— START —

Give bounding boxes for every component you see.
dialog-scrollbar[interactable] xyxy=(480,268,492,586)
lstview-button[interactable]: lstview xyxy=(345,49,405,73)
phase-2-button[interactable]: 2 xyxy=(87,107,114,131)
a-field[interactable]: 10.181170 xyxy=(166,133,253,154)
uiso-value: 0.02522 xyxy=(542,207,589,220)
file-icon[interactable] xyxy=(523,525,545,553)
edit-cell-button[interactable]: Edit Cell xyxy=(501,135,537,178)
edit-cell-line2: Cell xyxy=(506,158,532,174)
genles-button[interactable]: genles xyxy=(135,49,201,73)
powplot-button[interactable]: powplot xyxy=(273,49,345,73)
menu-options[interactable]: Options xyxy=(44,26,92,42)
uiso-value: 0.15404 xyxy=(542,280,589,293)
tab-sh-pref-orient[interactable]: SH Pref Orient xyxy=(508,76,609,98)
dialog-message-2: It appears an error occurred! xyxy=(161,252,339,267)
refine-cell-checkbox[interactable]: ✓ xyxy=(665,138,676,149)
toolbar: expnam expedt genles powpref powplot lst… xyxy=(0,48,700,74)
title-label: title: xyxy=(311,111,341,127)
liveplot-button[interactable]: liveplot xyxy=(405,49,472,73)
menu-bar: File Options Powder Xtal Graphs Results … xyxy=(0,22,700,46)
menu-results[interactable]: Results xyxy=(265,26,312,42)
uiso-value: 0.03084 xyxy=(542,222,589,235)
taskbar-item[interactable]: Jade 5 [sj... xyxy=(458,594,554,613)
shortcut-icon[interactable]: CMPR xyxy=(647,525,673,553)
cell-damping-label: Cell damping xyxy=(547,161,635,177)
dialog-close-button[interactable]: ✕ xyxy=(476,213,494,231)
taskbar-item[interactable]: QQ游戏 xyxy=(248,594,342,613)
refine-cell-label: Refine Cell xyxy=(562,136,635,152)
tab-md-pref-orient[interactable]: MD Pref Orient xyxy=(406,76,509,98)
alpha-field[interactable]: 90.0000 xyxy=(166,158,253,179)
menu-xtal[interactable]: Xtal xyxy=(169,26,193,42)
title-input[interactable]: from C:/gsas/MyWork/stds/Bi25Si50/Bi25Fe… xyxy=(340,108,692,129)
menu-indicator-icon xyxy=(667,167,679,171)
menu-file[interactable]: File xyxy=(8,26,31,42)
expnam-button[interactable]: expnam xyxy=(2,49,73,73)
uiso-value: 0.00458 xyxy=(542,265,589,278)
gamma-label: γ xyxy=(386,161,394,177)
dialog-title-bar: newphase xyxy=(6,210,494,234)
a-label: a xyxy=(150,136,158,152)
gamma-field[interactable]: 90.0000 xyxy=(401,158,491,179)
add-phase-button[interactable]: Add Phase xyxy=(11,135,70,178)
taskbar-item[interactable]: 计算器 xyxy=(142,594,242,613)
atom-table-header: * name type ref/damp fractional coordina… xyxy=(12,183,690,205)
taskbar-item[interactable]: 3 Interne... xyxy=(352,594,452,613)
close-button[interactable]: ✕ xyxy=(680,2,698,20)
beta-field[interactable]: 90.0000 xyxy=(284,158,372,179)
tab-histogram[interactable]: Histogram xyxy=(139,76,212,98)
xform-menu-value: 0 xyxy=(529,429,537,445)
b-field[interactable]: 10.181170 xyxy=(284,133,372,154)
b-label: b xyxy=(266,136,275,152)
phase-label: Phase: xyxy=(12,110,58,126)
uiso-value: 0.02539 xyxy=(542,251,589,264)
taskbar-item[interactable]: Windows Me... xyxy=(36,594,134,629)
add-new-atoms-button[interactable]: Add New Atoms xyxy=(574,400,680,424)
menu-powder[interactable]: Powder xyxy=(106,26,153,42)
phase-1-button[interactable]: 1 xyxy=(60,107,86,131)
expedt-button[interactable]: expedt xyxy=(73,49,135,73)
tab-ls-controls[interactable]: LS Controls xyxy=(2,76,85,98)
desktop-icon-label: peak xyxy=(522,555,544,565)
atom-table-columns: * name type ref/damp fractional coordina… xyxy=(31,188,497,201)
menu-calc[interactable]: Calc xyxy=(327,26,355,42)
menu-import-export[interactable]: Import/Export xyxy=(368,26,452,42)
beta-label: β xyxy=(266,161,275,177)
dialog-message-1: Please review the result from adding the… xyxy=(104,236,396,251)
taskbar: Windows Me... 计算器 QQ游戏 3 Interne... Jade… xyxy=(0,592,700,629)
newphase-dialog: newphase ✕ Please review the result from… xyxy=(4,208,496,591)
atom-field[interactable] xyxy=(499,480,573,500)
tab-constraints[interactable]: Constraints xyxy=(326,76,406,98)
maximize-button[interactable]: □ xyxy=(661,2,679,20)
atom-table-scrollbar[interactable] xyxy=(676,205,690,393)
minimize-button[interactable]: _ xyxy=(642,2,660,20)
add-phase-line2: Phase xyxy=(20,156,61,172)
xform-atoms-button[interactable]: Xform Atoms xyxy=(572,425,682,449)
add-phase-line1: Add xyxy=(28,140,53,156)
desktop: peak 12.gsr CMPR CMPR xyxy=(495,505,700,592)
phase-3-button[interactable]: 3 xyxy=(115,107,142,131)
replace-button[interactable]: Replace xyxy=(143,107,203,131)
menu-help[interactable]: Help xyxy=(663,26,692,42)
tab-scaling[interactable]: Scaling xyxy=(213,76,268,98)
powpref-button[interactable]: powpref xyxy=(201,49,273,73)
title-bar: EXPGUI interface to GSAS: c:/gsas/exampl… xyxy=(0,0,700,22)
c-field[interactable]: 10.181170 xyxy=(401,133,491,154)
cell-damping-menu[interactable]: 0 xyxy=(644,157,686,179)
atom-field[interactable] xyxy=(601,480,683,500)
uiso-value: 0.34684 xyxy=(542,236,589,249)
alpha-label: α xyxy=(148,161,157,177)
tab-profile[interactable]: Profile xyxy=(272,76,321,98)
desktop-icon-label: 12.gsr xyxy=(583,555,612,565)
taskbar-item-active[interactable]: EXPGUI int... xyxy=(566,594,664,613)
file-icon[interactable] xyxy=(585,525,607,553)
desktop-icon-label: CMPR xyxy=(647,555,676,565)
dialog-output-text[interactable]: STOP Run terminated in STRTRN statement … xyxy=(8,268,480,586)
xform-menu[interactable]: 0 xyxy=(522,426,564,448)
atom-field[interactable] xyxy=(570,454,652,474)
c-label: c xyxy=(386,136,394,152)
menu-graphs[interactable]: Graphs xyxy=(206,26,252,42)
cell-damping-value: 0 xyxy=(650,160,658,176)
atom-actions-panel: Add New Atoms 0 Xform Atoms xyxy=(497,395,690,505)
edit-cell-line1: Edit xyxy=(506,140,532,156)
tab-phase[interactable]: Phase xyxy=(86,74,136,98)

— END —

Reproduce every line of the records above word for word, with no changes.

**Exercise solution:**
Give bounding boxes for every component you see.
dialog-scrollbar[interactable] xyxy=(480,268,492,586)
lstview-button[interactable]: lstview xyxy=(345,49,405,73)
phase-2-button[interactable]: 2 xyxy=(87,107,114,131)
a-field[interactable]: 10.181170 xyxy=(166,133,253,154)
uiso-value: 0.02522 xyxy=(542,207,589,220)
file-icon[interactable] xyxy=(523,525,545,553)
edit-cell-button[interactable]: Edit Cell xyxy=(501,135,537,178)
edit-cell-line2: Cell xyxy=(506,158,532,174)
genles-button[interactable]: genles xyxy=(135,49,201,73)
powplot-button[interactable]: powplot xyxy=(273,49,345,73)
menu-options[interactable]: Options xyxy=(44,26,92,42)
uiso-value: 0.15404 xyxy=(542,280,589,293)
tab-sh-pref-orient[interactable]: SH Pref Orient xyxy=(508,76,609,98)
dialog-message-2: It appears an error occurred! xyxy=(161,252,339,267)
refine-cell-checkbox[interactable]: ✓ xyxy=(665,138,676,149)
toolbar: expnam expedt genles powpref powplot lst… xyxy=(0,48,700,74)
title-label: title: xyxy=(311,111,341,127)
liveplot-button[interactable]: liveplot xyxy=(405,49,472,73)
menu-bar: File Options Powder Xtal Graphs Results … xyxy=(0,22,700,46)
menu-results[interactable]: Results xyxy=(265,26,312,42)
uiso-value: 0.03084 xyxy=(542,222,589,235)
taskbar-item[interactable]: Jade 5 [sj... xyxy=(458,594,554,613)
shortcut-icon[interactable]: CMPR xyxy=(647,525,673,553)
cell-damping-label: Cell damping xyxy=(547,161,635,177)
dialog-close-button[interactable]: ✕ xyxy=(476,213,494,231)
taskbar-item[interactable]: QQ游戏 xyxy=(248,594,342,613)
refine-cell-label: Refine Cell xyxy=(562,136,635,152)
tab-md-pref-orient[interactable]: MD Pref Orient xyxy=(406,76,509,98)
alpha-field[interactable]: 90.0000 xyxy=(166,158,253,179)
menu-xtal[interactable]: Xtal xyxy=(169,26,193,42)
title-input[interactable]: from C:/gsas/MyWork/stds/Bi25Si50/Bi25Fe… xyxy=(340,108,692,129)
menu-indicator-icon xyxy=(667,167,679,171)
menu-file[interactable]: File xyxy=(8,26,31,42)
expnam-button[interactable]: expnam xyxy=(2,49,73,73)
uiso-value: 0.00458 xyxy=(542,265,589,278)
gamma-label: γ xyxy=(386,161,394,177)
dialog-title-bar: newphase xyxy=(6,210,494,234)
a-label: a xyxy=(150,136,158,152)
gamma-field[interactable]: 90.0000 xyxy=(401,158,491,179)
add-phase-button[interactable]: Add Phase xyxy=(11,135,70,178)
taskbar-item[interactable]: 计算器 xyxy=(142,594,242,613)
atom-table-header: * name type ref/damp fractional coordina… xyxy=(12,183,690,205)
taskbar-item[interactable]: 3 Interne... xyxy=(352,594,452,613)
close-button[interactable]: ✕ xyxy=(680,2,698,20)
beta-field[interactable]: 90.0000 xyxy=(284,158,372,179)
tab-histogram[interactable]: Histogram xyxy=(139,76,212,98)
xform-menu-value: 0 xyxy=(529,429,537,445)
b-field[interactable]: 10.181170 xyxy=(284,133,372,154)
b-label: b xyxy=(266,136,275,152)
phase-label: Phase: xyxy=(12,110,58,126)
uiso-value: 0.02539 xyxy=(542,251,589,264)
taskbar-item[interactable]: Windows Me... xyxy=(36,594,134,629)
add-new-atoms-button[interactable]: Add New Atoms xyxy=(574,400,680,424)
menu-powder[interactable]: Powder xyxy=(106,26,153,42)
phase-1-button[interactable]: 1 xyxy=(60,107,86,131)
expedt-button[interactable]: expedt xyxy=(73,49,135,73)
tab-ls-controls[interactable]: LS Controls xyxy=(2,76,85,98)
desktop-icon-label: peak xyxy=(522,555,544,565)
atom-table-columns: * name type ref/damp fractional coordina… xyxy=(31,188,497,201)
menu-calc[interactable]: Calc xyxy=(327,26,355,42)
menu-import-export[interactable]: Import/Export xyxy=(368,26,452,42)
beta-label: β xyxy=(266,161,275,177)
dialog-message-1: Please review the result from adding the… xyxy=(104,236,396,251)
taskbar: Windows Me... 计算器 QQ游戏 3 Interne... Jade… xyxy=(0,592,700,629)
newphase-dialog: newphase ✕ Please review the result from… xyxy=(4,208,496,591)
atom-field[interactable] xyxy=(499,480,573,500)
tab-constraints[interactable]: Constraints xyxy=(326,76,406,98)
maximize-button[interactable]: □ xyxy=(661,2,679,20)
atom-table-scrollbar[interactable] xyxy=(676,205,690,393)
minimize-button[interactable]: _ xyxy=(642,2,660,20)
add-phase-line2: Phase xyxy=(20,156,61,172)
xform-atoms-button[interactable]: Xform Atoms xyxy=(572,425,682,449)
add-phase-line1: Add xyxy=(28,140,53,156)
desktop: peak 12.gsr CMPR CMPR xyxy=(495,505,700,592)
phase-3-button[interactable]: 3 xyxy=(115,107,142,131)
replace-button[interactable]: Replace xyxy=(143,107,203,131)
menu-help[interactable]: Help xyxy=(663,26,692,42)
tab-scaling[interactable]: Scaling xyxy=(213,76,268,98)
powpref-button[interactable]: powpref xyxy=(201,49,273,73)
title-bar: EXPGUI interface to GSAS: c:/gsas/exampl… xyxy=(0,0,700,22)
c-field[interactable]: 10.181170 xyxy=(401,133,491,154)
cell-damping-menu[interactable]: 0 xyxy=(644,157,686,179)
atom-field[interactable] xyxy=(601,480,683,500)
uiso-value: 0.34684 xyxy=(542,236,589,249)
alpha-label: α xyxy=(148,161,157,177)
tab-profile[interactable]: Profile xyxy=(272,76,321,98)
desktop-icon-label: 12.gsr xyxy=(583,555,612,565)
taskbar-item-active[interactable]: EXPGUI int... xyxy=(566,594,664,613)
file-icon[interactable] xyxy=(585,525,607,553)
desktop-icon-label: CMPR xyxy=(647,555,676,565)
dialog-output-text[interactable]: STOP Run terminated in STRTRN statement … xyxy=(8,268,480,586)
xform-menu[interactable]: 0 xyxy=(522,426,564,448)
atom-field[interactable] xyxy=(570,454,652,474)
c-label: c xyxy=(386,136,394,152)
menu-graphs[interactable]: Graphs xyxy=(206,26,252,42)
cell-damping-value: 0 xyxy=(650,160,658,176)
atom-actions-panel: Add New Atoms 0 Xform Atoms xyxy=(497,395,690,505)
edit-cell-line1: Edit xyxy=(506,140,532,156)
tab-phase[interactable]: Phase xyxy=(86,74,136,98)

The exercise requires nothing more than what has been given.